▶ TASK REQUIREMENTS:
Put every line of the listing below into a numbered list, omitting any blank lines.

Element and region data:
★ ★ ★ ★ ★
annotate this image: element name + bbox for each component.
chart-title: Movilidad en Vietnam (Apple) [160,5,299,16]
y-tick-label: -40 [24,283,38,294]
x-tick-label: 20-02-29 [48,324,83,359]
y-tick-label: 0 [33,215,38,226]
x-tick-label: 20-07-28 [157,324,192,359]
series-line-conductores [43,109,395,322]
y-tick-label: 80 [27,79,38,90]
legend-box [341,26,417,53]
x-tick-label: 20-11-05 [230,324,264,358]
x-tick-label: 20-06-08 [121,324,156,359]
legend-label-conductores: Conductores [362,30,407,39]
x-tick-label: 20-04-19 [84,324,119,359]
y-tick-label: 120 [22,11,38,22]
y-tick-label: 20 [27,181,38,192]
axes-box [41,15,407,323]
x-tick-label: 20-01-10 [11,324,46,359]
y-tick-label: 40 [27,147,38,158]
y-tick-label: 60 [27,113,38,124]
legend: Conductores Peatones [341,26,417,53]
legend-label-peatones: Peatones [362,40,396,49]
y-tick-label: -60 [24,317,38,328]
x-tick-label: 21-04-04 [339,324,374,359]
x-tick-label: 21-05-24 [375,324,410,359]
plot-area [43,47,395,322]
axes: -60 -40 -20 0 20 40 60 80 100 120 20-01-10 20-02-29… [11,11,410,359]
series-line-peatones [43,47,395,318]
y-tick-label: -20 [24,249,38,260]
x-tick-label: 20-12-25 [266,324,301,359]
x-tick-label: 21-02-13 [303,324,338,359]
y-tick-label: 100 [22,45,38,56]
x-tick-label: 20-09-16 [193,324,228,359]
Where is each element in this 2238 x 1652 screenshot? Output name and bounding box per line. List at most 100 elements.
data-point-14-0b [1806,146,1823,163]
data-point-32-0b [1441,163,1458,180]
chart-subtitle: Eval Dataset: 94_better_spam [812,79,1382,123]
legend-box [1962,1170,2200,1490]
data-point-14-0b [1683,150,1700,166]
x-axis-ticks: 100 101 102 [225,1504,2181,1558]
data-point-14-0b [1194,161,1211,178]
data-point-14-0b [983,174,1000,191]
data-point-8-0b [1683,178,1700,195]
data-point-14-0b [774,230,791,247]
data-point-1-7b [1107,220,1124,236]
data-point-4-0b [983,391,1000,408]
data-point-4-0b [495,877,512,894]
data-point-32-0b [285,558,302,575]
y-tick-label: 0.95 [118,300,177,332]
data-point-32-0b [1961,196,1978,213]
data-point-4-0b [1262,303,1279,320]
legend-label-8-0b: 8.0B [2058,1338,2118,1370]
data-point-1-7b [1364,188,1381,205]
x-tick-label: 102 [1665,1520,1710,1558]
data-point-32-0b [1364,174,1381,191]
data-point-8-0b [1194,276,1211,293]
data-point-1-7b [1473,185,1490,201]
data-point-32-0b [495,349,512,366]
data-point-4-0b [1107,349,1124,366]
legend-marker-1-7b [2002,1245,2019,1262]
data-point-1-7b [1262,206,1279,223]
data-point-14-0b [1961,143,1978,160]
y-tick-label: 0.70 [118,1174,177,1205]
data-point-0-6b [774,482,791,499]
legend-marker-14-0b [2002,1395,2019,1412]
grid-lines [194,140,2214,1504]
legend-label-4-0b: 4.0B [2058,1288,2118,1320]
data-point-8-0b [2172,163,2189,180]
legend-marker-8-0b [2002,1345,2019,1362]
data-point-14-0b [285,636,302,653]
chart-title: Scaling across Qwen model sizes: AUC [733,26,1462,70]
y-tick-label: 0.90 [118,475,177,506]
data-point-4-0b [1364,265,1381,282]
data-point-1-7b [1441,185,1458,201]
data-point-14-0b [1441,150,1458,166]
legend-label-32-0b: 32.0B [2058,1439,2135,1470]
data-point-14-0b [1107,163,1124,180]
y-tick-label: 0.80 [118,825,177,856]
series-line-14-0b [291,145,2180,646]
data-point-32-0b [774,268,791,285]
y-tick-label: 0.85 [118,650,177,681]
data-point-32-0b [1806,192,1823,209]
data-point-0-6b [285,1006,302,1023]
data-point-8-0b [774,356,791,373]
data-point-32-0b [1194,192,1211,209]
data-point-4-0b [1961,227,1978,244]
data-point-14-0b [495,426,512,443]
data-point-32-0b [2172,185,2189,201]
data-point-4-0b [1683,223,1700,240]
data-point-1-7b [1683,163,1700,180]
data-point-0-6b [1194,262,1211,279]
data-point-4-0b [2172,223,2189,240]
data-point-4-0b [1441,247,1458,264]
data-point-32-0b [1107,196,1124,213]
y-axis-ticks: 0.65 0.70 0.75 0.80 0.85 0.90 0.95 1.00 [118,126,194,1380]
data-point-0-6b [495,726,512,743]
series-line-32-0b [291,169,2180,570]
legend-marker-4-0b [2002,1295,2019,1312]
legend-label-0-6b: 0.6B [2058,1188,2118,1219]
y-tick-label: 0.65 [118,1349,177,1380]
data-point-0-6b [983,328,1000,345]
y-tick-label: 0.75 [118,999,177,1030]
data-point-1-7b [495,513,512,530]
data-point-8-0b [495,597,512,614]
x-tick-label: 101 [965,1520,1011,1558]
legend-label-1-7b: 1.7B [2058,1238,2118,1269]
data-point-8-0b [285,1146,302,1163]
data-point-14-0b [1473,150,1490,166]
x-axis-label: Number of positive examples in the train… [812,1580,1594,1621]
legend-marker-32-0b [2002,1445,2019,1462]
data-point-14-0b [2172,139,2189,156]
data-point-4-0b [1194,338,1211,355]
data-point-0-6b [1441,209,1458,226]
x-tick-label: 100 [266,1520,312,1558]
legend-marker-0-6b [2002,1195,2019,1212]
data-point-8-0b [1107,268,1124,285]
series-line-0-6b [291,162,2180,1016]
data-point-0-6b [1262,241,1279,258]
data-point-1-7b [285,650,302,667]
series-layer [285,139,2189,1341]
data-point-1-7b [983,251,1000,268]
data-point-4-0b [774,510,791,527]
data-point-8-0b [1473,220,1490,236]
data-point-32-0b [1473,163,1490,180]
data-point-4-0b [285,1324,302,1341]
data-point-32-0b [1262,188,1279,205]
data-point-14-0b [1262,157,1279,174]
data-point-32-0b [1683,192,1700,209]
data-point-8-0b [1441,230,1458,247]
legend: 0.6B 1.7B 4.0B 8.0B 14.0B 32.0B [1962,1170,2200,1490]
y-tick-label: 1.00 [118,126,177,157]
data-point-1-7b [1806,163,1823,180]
★ ★ ★ ★ ★
▶ SOLUTION TO THIS PROBLEM:
1. annotate this image: element name + bbox for each component.
2. chart-title: Movilidad en Vietnam (Apple) [160,5,299,16]
3. y-tick-label: -40 [24,283,38,294]
4. x-tick-label: 20-02-29 [48,324,83,359]
5. y-tick-label: 0 [33,215,38,226]
6. x-tick-label: 20-07-28 [157,324,192,359]
7. series-line-conductores [43,109,395,322]
8. y-tick-label: 80 [27,79,38,90]
9. legend-box [341,26,417,53]
10. x-tick-label: 20-11-05 [230,324,264,358]
11. x-tick-label: 20-06-08 [121,324,156,359]
12. legend-label-conductores: Conductores [362,30,407,39]
13. x-tick-label: 20-04-19 [84,324,119,359]
14. y-tick-label: 120 [22,11,38,22]
15. y-tick-label: 20 [27,181,38,192]
16. axes-box [41,15,407,323]
17. x-tick-label: 20-01-10 [11,324,46,359]
18. y-tick-label: 40 [27,147,38,158]
19. y-tick-label: 60 [27,113,38,124]
20. legend: Conductores Peatones [341,26,417,53]
21. legend-label-peatones: Peatones [362,40,396,49]
22. y-tick-label: -60 [24,317,38,328]
23. x-tick-label: 21-04-04 [339,324,374,359]
24. x-tick-label: 21-05-24 [375,324,410,359]
25. plot-area [43,47,395,322]
26. axes: -60 -40 -20 0 20 40 60 80 100 120 20-01-10 20-02-29… [11,11,410,359]
27. series-line-peatones [43,47,395,318]
28. y-tick-label: -20 [24,249,38,260]
29. x-tick-label: 20-12-25 [266,324,301,359]
30. x-tick-label: 21-02-13 [303,324,338,359]
31. y-tick-label: 100 [22,45,38,56]
32. x-tick-label: 20-09-16 [193,324,228,359]
33. Where is each element in this 2238 x 1652 screenshot? Output name and bounding box per line. List at most 100 elements.
34. data-point-14-0b [1806,146,1823,163]
35. data-point-32-0b [1441,163,1458,180]
36. chart-subtitle: Eval Dataset: 94_better_spam [812,79,1382,123]
37. legend-box [1962,1170,2200,1490]
38. data-point-14-0b [1683,150,1700,166]
39. x-axis-ticks: 100 101 102 [225,1504,2181,1558]
40. data-point-14-0b [1194,161,1211,178]
41. data-point-14-0b [983,174,1000,191]
42. data-point-8-0b [1683,178,1700,195]
43. data-point-14-0b [774,230,791,247]
44. data-point-1-7b [1107,220,1124,236]
45. data-point-4-0b [983,391,1000,408]
46. data-point-4-0b [495,877,512,894]
47. data-point-32-0b [285,558,302,575]
48. y-tick-label: 0.95 [118,300,177,332]
49. data-point-32-0b [1961,196,1978,213]
50. data-point-4-0b [1262,303,1279,320]
51. legend-label-8-0b: 8.0B [2058,1338,2118,1370]
52. data-point-1-7b [1364,188,1381,205]
53. x-tick-label: 102 [1665,1520,1710,1558]
54. data-point-32-0b [1364,174,1381,191]
55. data-point-8-0b [1194,276,1211,293]
56. data-point-1-7b [1473,185,1490,201]
57. data-point-32-0b [495,349,512,366]
58. data-point-4-0b [1107,349,1124,366]
59. legend-marker-1-7b [2002,1245,2019,1262]
60. data-point-1-7b [1262,206,1279,223]
61. data-point-14-0b [1961,143,1978,160]
62. y-tick-label: 0.70 [118,1174,177,1205]
63. data-point-0-6b [774,482,791,499]
64. legend-marker-14-0b [2002,1395,2019,1412]
65. grid-lines [194,140,2214,1504]
66. legend-label-4-0b: 4.0B [2058,1288,2118,1320]
67. data-point-8-0b [2172,163,2189,180]
68. legend-marker-8-0b [2002,1345,2019,1362]
69. data-point-14-0b [285,636,302,653]
70. chart-title: Scaling across Qwen model sizes: AUC [733,26,1462,70]
71. y-tick-label: 0.90 [118,475,177,506]
72. data-point-4-0b [1364,265,1381,282]
73. data-point-1-7b [1441,185,1458,201]
74. data-point-14-0b [1441,150,1458,166]
75. legend-label-32-0b: 32.0B [2058,1439,2135,1470]
76. data-point-14-0b [1107,163,1124,180]
77. y-tick-label: 0.80 [118,825,177,856]
78. series-line-14-0b [291,145,2180,646]
79. data-point-32-0b [774,268,791,285]
80. y-tick-label: 0.85 [118,650,177,681]
81. data-point-32-0b [1806,192,1823,209]
82. data-point-0-6b [285,1006,302,1023]
83. data-point-8-0b [774,356,791,373]
84. data-point-32-0b [1194,192,1211,209]
85. data-point-4-0b [1961,227,1978,244]
86. data-point-14-0b [495,426,512,443]
87. data-point-32-0b [2172,185,2189,201]
88. data-point-4-0b [1683,223,1700,240]
89. data-point-1-7b [1683,163,1700,180]
90. data-point-0-6b [1194,262,1211,279]
91. data-point-4-0b [2172,223,2189,240]
92. data-point-4-0b [1441,247,1458,264]
93. data-point-32-0b [1107,196,1124,213]
94. y-axis-ticks: 0.65 0.70 0.75 0.80 0.85 0.90 0.95 1.00 [118,126,194,1380]
95. data-point-0-6b [495,726,512,743]
96. series-line-32-0b [291,169,2180,570]
97. legend-marker-4-0b [2002,1295,2019,1312]
98. legend-label-0-6b: 0.6B [2058,1188,2118,1219]
99. y-tick-label: 0.65 [118,1349,177,1380]
100. data-point-0-6b [983,328,1000,345]
101. y-tick-label: 0.75 [118,999,177,1030]
102. data-point-1-7b [495,513,512,530]
103. data-point-8-0b [495,597,512,614]
104. x-tick-label: 101 [965,1520,1011,1558]
105. legend-label-1-7b: 1.7B [2058,1238,2118,1269]
106. data-point-8-0b [285,1146,302,1163]
107. data-point-14-0b [1473,150,1490,166]
108. x-axis-label: Number of positive examples in the train… [812,1580,1594,1621]
109. legend-marker-32-0b [2002,1445,2019,1462]
110. data-point-14-0b [2172,139,2189,156]
111. data-point-4-0b [1194,338,1211,355]
112. data-point-0-6b [1441,209,1458,226]
113. x-tick-label: 100 [266,1520,312,1558]
114. legend-marker-0-6b [2002,1195,2019,1212]
115. data-point-8-0b [1107,268,1124,285]
116. series-line-0-6b [291,162,2180,1016]
117. data-point-0-6b [1262,241,1279,258]
118. data-point-1-7b [285,650,302,667]
119. series-layer [285,139,2189,1341]
120. data-point-1-7b [983,251,1000,268]
121. data-point-4-0b [774,510,791,527]
122. data-point-8-0b [1473,220,1490,236]
123. data-point-32-0b [1473,163,1490,180]
124. data-point-4-0b [285,1324,302,1341]
125. data-point-32-0b [1262,188,1279,205]
126. data-point-14-0b [1262,157,1279,174]
127. data-point-32-0b [1683,192,1700,209]
128. data-point-8-0b [1441,230,1458,247]
129. legend: 0.6B 1.7B 4.0B 8.0B 14.0B 32.0B [1962,1170,2200,1490]
130. y-tick-label: 1.00 [118,126,177,157]
131. data-point-1-7b [1806,163,1823,180]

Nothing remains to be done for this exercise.